__Given task__. Lay out the lines below as a Markdown table with two columns, Row and Text. Give each line its own numbered row and skip any blank lines.

__Data entries__.
= = = =

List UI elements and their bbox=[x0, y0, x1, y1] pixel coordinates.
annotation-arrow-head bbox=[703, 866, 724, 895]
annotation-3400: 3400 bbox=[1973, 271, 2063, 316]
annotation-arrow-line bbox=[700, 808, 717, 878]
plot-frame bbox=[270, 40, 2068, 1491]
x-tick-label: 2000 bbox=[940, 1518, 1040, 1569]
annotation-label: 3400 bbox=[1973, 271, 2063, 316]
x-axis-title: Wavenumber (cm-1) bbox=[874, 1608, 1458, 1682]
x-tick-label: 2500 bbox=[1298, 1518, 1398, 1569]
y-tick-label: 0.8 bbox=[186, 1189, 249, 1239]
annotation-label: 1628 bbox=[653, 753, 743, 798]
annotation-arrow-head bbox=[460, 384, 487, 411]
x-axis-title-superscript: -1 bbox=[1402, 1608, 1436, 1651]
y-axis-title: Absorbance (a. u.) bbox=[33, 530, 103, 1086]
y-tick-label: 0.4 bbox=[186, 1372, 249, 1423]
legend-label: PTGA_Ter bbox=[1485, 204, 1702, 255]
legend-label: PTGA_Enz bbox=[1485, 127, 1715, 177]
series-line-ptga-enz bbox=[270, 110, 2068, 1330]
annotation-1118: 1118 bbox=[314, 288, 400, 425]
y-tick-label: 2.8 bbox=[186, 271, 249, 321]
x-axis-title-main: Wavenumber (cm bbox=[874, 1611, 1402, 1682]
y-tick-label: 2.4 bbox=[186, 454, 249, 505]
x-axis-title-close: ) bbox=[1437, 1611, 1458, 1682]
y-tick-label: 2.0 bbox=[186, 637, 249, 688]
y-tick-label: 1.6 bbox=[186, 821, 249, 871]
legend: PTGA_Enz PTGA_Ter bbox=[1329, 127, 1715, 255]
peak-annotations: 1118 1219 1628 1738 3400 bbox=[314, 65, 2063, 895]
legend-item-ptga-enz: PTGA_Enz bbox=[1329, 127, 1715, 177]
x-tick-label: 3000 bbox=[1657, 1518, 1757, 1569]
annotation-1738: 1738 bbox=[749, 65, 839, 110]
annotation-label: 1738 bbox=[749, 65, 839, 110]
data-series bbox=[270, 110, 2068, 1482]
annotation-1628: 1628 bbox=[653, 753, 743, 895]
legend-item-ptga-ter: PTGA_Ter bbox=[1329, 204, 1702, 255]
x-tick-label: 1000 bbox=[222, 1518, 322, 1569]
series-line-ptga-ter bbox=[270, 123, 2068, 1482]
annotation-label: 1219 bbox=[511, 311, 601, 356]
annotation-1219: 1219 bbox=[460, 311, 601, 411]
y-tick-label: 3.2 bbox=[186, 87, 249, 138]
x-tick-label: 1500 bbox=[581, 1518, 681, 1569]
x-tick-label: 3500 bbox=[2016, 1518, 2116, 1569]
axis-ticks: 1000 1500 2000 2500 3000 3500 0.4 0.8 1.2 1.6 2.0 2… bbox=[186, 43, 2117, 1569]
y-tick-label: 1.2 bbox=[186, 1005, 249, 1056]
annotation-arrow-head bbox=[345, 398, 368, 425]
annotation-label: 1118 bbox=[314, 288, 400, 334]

= = = =

__Finished answer__.
| Row | Text |
|---|---|
| 1 | List UI elements and their bbox=[x0, y0, x1, y1] pixel coordinates. |
| 2 | annotation-arrow-head bbox=[703, 866, 724, 895] |
| 3 | annotation-3400: 3400 bbox=[1973, 271, 2063, 316] |
| 4 | annotation-arrow-line bbox=[700, 808, 717, 878] |
| 5 | plot-frame bbox=[270, 40, 2068, 1491] |
| 6 | x-tick-label: 2000 bbox=[940, 1518, 1040, 1569] |
| 7 | annotation-label: 3400 bbox=[1973, 271, 2063, 316] |
| 8 | x-axis-title: Wavenumber (cm-1) bbox=[874, 1608, 1458, 1682] |
| 9 | x-tick-label: 2500 bbox=[1298, 1518, 1398, 1569] |
| 10 | y-tick-label: 0.8 bbox=[186, 1189, 249, 1239] |
| 11 | annotation-label: 1628 bbox=[653, 753, 743, 798] |
| 12 | annotation-arrow-head bbox=[460, 384, 487, 411] |
| 13 | x-axis-title-superscript: -1 bbox=[1402, 1608, 1436, 1651] |
| 14 | y-axis-title: Absorbance (a. u.) bbox=[33, 530, 103, 1086] |
| 15 | y-tick-label: 0.4 bbox=[186, 1372, 249, 1423] |
| 16 | legend-label: PTGA_Ter bbox=[1485, 204, 1702, 255] |
| 17 | legend-label: PTGA_Enz bbox=[1485, 127, 1715, 177] |
| 18 | series-line-ptga-enz bbox=[270, 110, 2068, 1330] |
| 19 | annotation-1118: 1118 bbox=[314, 288, 400, 425] |
| 20 | y-tick-label: 2.8 bbox=[186, 271, 249, 321] |
| 21 | x-axis-title-main: Wavenumber (cm bbox=[874, 1611, 1402, 1682] |
| 22 | y-tick-label: 2.4 bbox=[186, 454, 249, 505] |
| 23 | x-axis-title-close: ) bbox=[1437, 1611, 1458, 1682] |
| 24 | y-tick-label: 2.0 bbox=[186, 637, 249, 688] |
| 25 | y-tick-label: 1.6 bbox=[186, 821, 249, 871] |
| 26 | legend: PTGA_Enz PTGA_Ter bbox=[1329, 127, 1715, 255] |
| 27 | peak-annotations: 1118 1219 1628 1738 3400 bbox=[314, 65, 2063, 895] |
| 28 | legend-item-ptga-enz: PTGA_Enz bbox=[1329, 127, 1715, 177] |
| 29 | x-tick-label: 3000 bbox=[1657, 1518, 1757, 1569] |
| 30 | annotation-1738: 1738 bbox=[749, 65, 839, 110] |
| 31 | annotation-label: 1738 bbox=[749, 65, 839, 110] |
| 32 | data-series bbox=[270, 110, 2068, 1482] |
| 33 | annotation-1628: 1628 bbox=[653, 753, 743, 895] |
| 34 | legend-item-ptga-ter: PTGA_Ter bbox=[1329, 204, 1702, 255] |
| 35 | x-tick-label: 1000 bbox=[222, 1518, 322, 1569] |
| 36 | series-line-ptga-ter bbox=[270, 123, 2068, 1482] |
| 37 | annotation-label: 1219 bbox=[511, 311, 601, 356] |
| 38 | annotation-1219: 1219 bbox=[460, 311, 601, 411] |
| 39 | y-tick-label: 3.2 bbox=[186, 87, 249, 138] |
| 40 | x-tick-label: 1500 bbox=[581, 1518, 681, 1569] |
| 41 | x-tick-label: 3500 bbox=[2016, 1518, 2116, 1569] |
| 42 | axis-ticks: 1000 1500 2000 2500 3000 3500 0.4 0.8 1.2 1.6 2.0 2… bbox=[186, 43, 2117, 1569] |
| 43 | y-tick-label: 1.2 bbox=[186, 1005, 249, 1056] |
| 44 | annotation-arrow-head bbox=[345, 398, 368, 425] |
| 45 | annotation-label: 1118 bbox=[314, 288, 400, 334] |